Data records:
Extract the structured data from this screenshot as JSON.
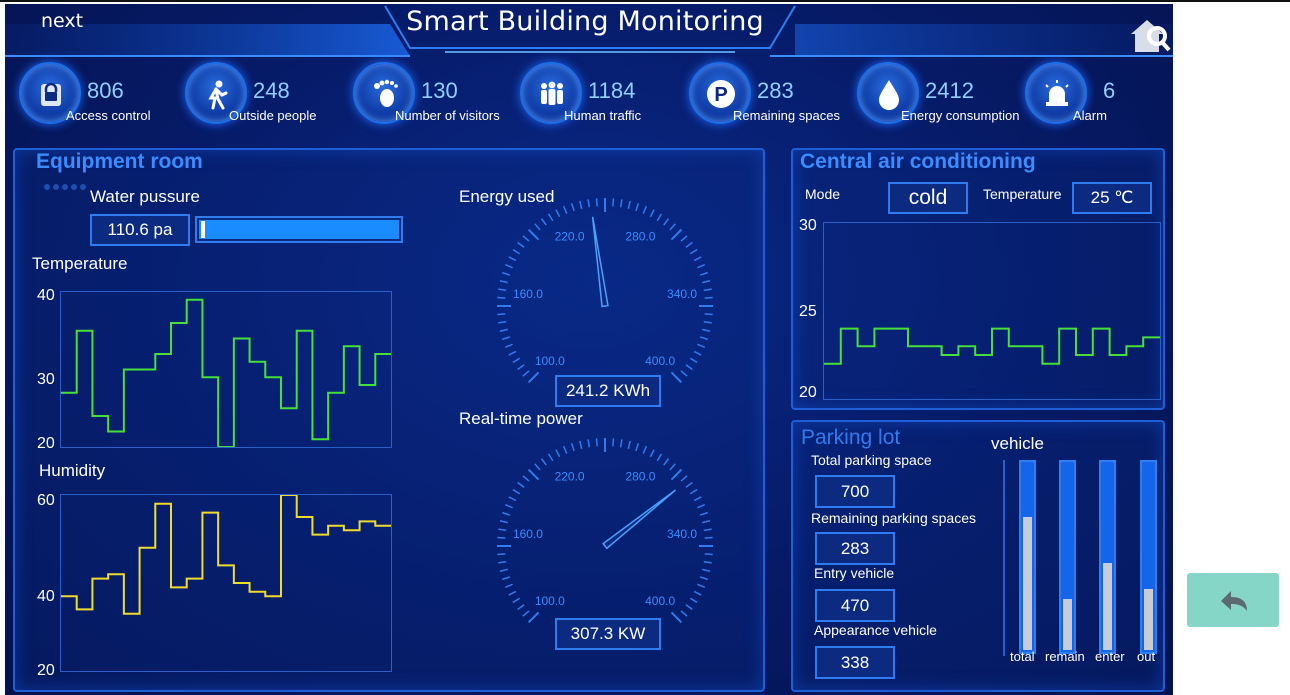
{
  "header": {
    "title": "Smart Building Monitoring",
    "next_label": "next"
  },
  "icons": {
    "home": "home-search-icon",
    "back": "back-arrow-icon"
  },
  "stats": [
    {
      "value": "806",
      "label": "Access control",
      "icon": "lock-icon"
    },
    {
      "value": "248",
      "label": "Outside people",
      "icon": "person-walking-icon"
    },
    {
      "value": "130",
      "label": "Number of visitors",
      "icon": "footprint-icon"
    },
    {
      "value": "1184",
      "label": "Human traffic",
      "icon": "people-group-icon"
    },
    {
      "value": "283",
      "label": "Remaining spaces",
      "icon": "parking-icon"
    },
    {
      "value": "2412",
      "label": "Energy consumption",
      "icon": "water-drop-icon"
    },
    {
      "value": "6",
      "label": "Alarm",
      "icon": "alarm-siren-icon"
    }
  ],
  "equipment": {
    "title": "Equipment room",
    "water_pressure": {
      "label": "Water pussure",
      "value": "110.6 pa",
      "fill": 1.0
    },
    "temperature": {
      "label": "Temperature",
      "ticks": [
        "40",
        "30",
        "20"
      ],
      "ylim": [
        20,
        40
      ]
    },
    "humidity": {
      "label": "Humidity",
      "ticks": [
        "60",
        "40",
        "20"
      ],
      "ylim": [
        20,
        60
      ]
    },
    "energy_used": {
      "label": "Energy used",
      "value": "241.2 KWh",
      "ticks": [
        "100.0",
        "160.0",
        "220.0",
        "280.0",
        "340.0",
        "400.0"
      ],
      "needle": 241.2,
      "min": 100,
      "max": 400
    },
    "realtime_power": {
      "label": "Real-time power",
      "value": "307.3 KW",
      "ticks": [
        "100.0",
        "160.0",
        "220.0",
        "280.0",
        "340.0",
        "400.0"
      ],
      "needle": 307.3,
      "min": 100,
      "max": 400
    }
  },
  "aircon": {
    "title": "Central air conditioning",
    "mode_label": "Mode",
    "mode_value": "cold",
    "temp_label": "Temperature",
    "temp_value": "25 ℃",
    "ticks": [
      "30",
      "25",
      "20"
    ],
    "ylim": [
      20,
      30
    ]
  },
  "parking": {
    "title": "Parking lot",
    "vehicle_label": "vehicle",
    "fields": [
      {
        "label": "Total parking space",
        "value": "700"
      },
      {
        "label": "Remaining parking spaces",
        "value": "283"
      },
      {
        "label": "Entry vehicle",
        "value": "470"
      },
      {
        "label": "Appearance vehicle",
        "value": "338"
      }
    ],
    "bars": [
      {
        "label": "total",
        "fraction": 0.72
      },
      {
        "label": "remain",
        "fraction": 0.29
      },
      {
        "label": "enter",
        "fraction": 0.48
      },
      {
        "label": "out",
        "fraction": 0.34
      }
    ]
  },
  "chart_data": [
    {
      "type": "line",
      "title": "Temperature",
      "ylim": [
        20,
        40
      ],
      "x": [
        0,
        1,
        2,
        3,
        4,
        5,
        6,
        7,
        8,
        9,
        10,
        11,
        12,
        13,
        14,
        15,
        16,
        17,
        18,
        19,
        20
      ],
      "values": [
        27,
        35,
        24,
        22,
        30,
        30,
        32,
        36,
        39,
        29,
        20,
        34,
        31,
        29,
        25,
        35,
        21,
        27,
        33,
        28,
        32
      ]
    },
    {
      "type": "line",
      "title": "Humidity",
      "ylim": [
        20,
        60
      ],
      "x": [
        0,
        1,
        2,
        3,
        4,
        5,
        6,
        7,
        8,
        9,
        10,
        11,
        12,
        13,
        14,
        15,
        16,
        17,
        18,
        19,
        20
      ],
      "values": [
        37,
        34,
        41,
        42,
        33,
        48,
        58,
        39,
        41,
        56,
        44,
        40,
        38,
        37,
        60,
        55,
        51,
        53,
        52,
        54,
        53
      ]
    },
    {
      "type": "line",
      "title": "Central air conditioning",
      "ylim": [
        20,
        30
      ],
      "x": [
        0,
        1,
        2,
        3,
        4,
        5,
        6,
        7,
        8,
        9,
        10,
        11,
        12,
        13,
        14,
        15,
        16,
        17,
        18,
        19
      ],
      "values": [
        22,
        24,
        23,
        24,
        24,
        23,
        23,
        22.5,
        23,
        22.5,
        24,
        23,
        23,
        22,
        24,
        22.5,
        24,
        22.5,
        23,
        23.5
      ]
    }
  ]
}
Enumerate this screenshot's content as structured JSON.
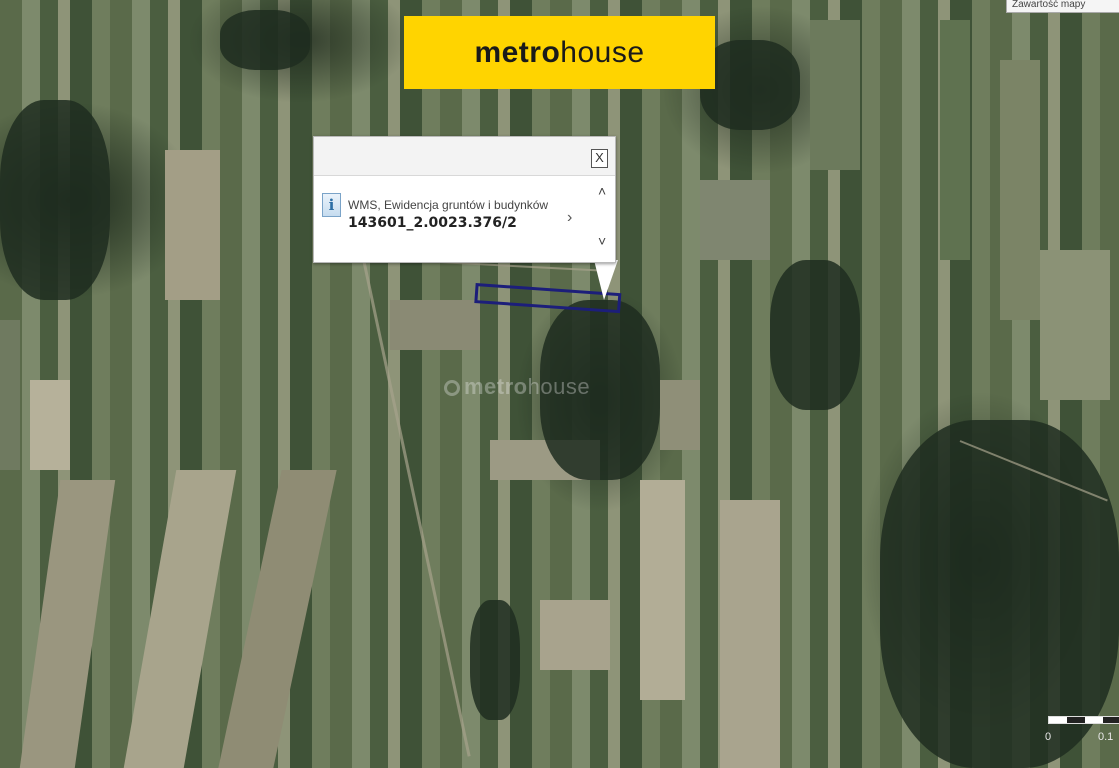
{
  "branding": {
    "logo_bold": "metro",
    "logo_light": "house",
    "banner_color": "#ffd400",
    "watermark_bold": "metro",
    "watermark_light": "house"
  },
  "popup": {
    "layer_name": "WMS, Ewidencja gruntów i budynków",
    "parcel_id": "143601_2.0023.376/2",
    "close_glyph": "X",
    "info_glyph": "i",
    "next_glyph": "›",
    "scroll_up_glyph": "˄",
    "scroll_down_glyph": "˅"
  },
  "map_tab": {
    "label": "Zawartość mapy"
  },
  "scale": {
    "start_label": "0",
    "end_label": "0.1"
  },
  "parcel": {
    "outline_color": "#1c1e7a"
  }
}
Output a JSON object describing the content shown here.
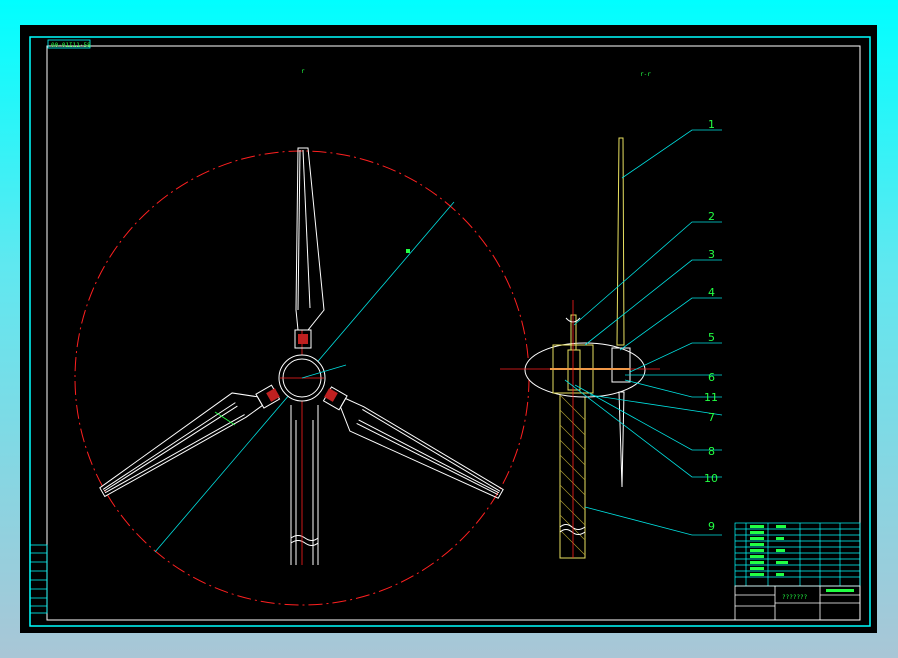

_Exercise brief_. Set down all the data again exactly as above, pictures excluded.

_Exercise solution_.
Extract the structured data from this screenshot as JSON.
{
  "header": {
    "title": "Smart Building Monitoring",
    "next_label": "next"
  },
  "icons": {
    "home": "home-search-icon",
    "back": "back-arrow-icon"
  },
  "stats": [
    {
      "value": "806",
      "label": "Access control",
      "icon": "lock-icon"
    },
    {
      "value": "248",
      "label": "Outside people",
      "icon": "person-walking-icon"
    },
    {
      "value": "130",
      "label": "Number of visitors",
      "icon": "footprint-icon"
    },
    {
      "value": "1184",
      "label": "Human traffic",
      "icon": "people-group-icon"
    },
    {
      "value": "283",
      "label": "Remaining spaces",
      "icon": "parking-icon"
    },
    {
      "value": "2412",
      "label": "Energy consumption",
      "icon": "water-drop-icon"
    },
    {
      "value": "6",
      "label": "Alarm",
      "icon": "alarm-siren-icon"
    }
  ],
  "equipment": {
    "title": "Equipment room",
    "water_pressure": {
      "label": "Water pussure",
      "value": "110.6 pa",
      "fill": 1.0
    },
    "temperature": {
      "label": "Temperature",
      "ticks": [
        "40",
        "30",
        "20"
      ],
      "ylim": [
        20,
        40
      ]
    },
    "humidity": {
      "label": "Humidity",
      "ticks": [
        "60",
        "40",
        "20"
      ],
      "ylim": [
        20,
        60
      ]
    },
    "energy_used": {
      "label": "Energy used",
      "value": "241.2 KWh",
      "ticks": [
        "100.0",
        "160.0",
        "220.0",
        "280.0",
        "340.0",
        "400.0"
      ],
      "needle": 241.2,
      "min": 100,
      "max": 400
    },
    "realtime_power": {
      "label": "Real-time power",
      "value": "307.3 KW",
      "ticks": [
        "100.0",
        "160.0",
        "220.0",
        "280.0",
        "340.0",
        "400.0"
      ],
      "needle": 307.3,
      "min": 100,
      "max": 400
    }
  },
  "aircon": {
    "title": "Central air conditioning",
    "mode_label": "Mode",
    "mode_value": "cold",
    "temp_label": "Temperature",
    "temp_value": "25 ℃",
    "ticks": [
      "30",
      "25",
      "20"
    ],
    "ylim": [
      20,
      30
    ]
  },
  "parking": {
    "title": "Parking lot",
    "vehicle_label": "vehicle",
    "fields": [
      {
        "label": "Total parking space",
        "value": "700"
      },
      {
        "label": "Remaining parking spaces",
        "value": "283"
      },
      {
        "label": "Entry vehicle",
        "value": "470"
      },
      {
        "label": "Appearance vehicle",
        "value": "338"
      }
    ],
    "bars": [
      {
        "label": "total",
        "fraction": 0.72
      },
      {
        "label": "remain",
        "fraction": 0.29
      },
      {
        "label": "enter",
        "fraction": 0.48
      },
      {
        "label": "out",
        "fraction": 0.34
      }
    ]
  },
  "chart_data": [
    {
      "type": "line",
      "title": "Temperature",
      "ylim": [
        20,
        40
      ],
      "x": [
        0,
        1,
        2,
        3,
        4,
        5,
        6,
        7,
        8,
        9,
        10,
        11,
        12,
        13,
        14,
        15,
        16,
        17,
        18,
        19,
        20
      ],
      "values": [
        27,
        35,
        24,
        22,
        30,
        30,
        32,
        36,
        39,
        29,
        20,
        34,
        31,
        29,
        25,
        35,
        21,
        27,
        33,
        28,
        32
      ]
    },
    {
      "type": "line",
      "title": "Humidity",
      "ylim": [
        20,
        60
      ],
      "x": [
        0,
        1,
        2,
        3,
        4,
        5,
        6,
        7,
        8,
        9,
        10,
        11,
        12,
        13,
        14,
        15,
        16,
        17,
        18,
        19,
        20
      ],
      "values": [
        37,
        34,
        41,
        42,
        33,
        48,
        58,
        39,
        41,
        56,
        44,
        40,
        38,
        37,
        60,
        55,
        51,
        53,
        52,
        54,
        53
      ]
    },
    {
      "type": "line",
      "title": "Central air conditioning",
      "ylim": [
        20,
        30
      ],
      "x": [
        0,
        1,
        2,
        3,
        4,
        5,
        6,
        7,
        8,
        9,
        10,
        11,
        12,
        13,
        14,
        15,
        16,
        17,
        18,
        19
      ],
      "values": [
        22,
        24,
        23,
        24,
        24,
        23,
        23,
        22.5,
        23,
        22.5,
        24,
        23,
        23,
        22,
        24,
        22.5,
        24,
        22.5,
        23,
        23.5
      ]
    }
  ]
}
Enumerate this screenshot's content as structured JSON.
{
  "branding": {
    "logo_bold": "metro",
    "logo_light": "house",
    "banner_color": "#ffd400",
    "watermark_bold": "metro",
    "watermark_light": "house"
  },
  "popup": {
    "layer_name": "WMS, Ewidencja gruntów i budynków",
    "parcel_id": "143601_2.0023.376/2",
    "close_glyph": "X",
    "info_glyph": "i",
    "next_glyph": "›",
    "scroll_up_glyph": "˄",
    "scroll_down_glyph": "˅"
  },
  "map_tab": {
    "label": "Zawartość mapy"
  },
  "scale": {
    "start_label": "0",
    "end_label": "0.1"
  },
  "parcel": {
    "outline_color": "#1c1e7a"
  }
}
Output a JSON object describing the content shown here.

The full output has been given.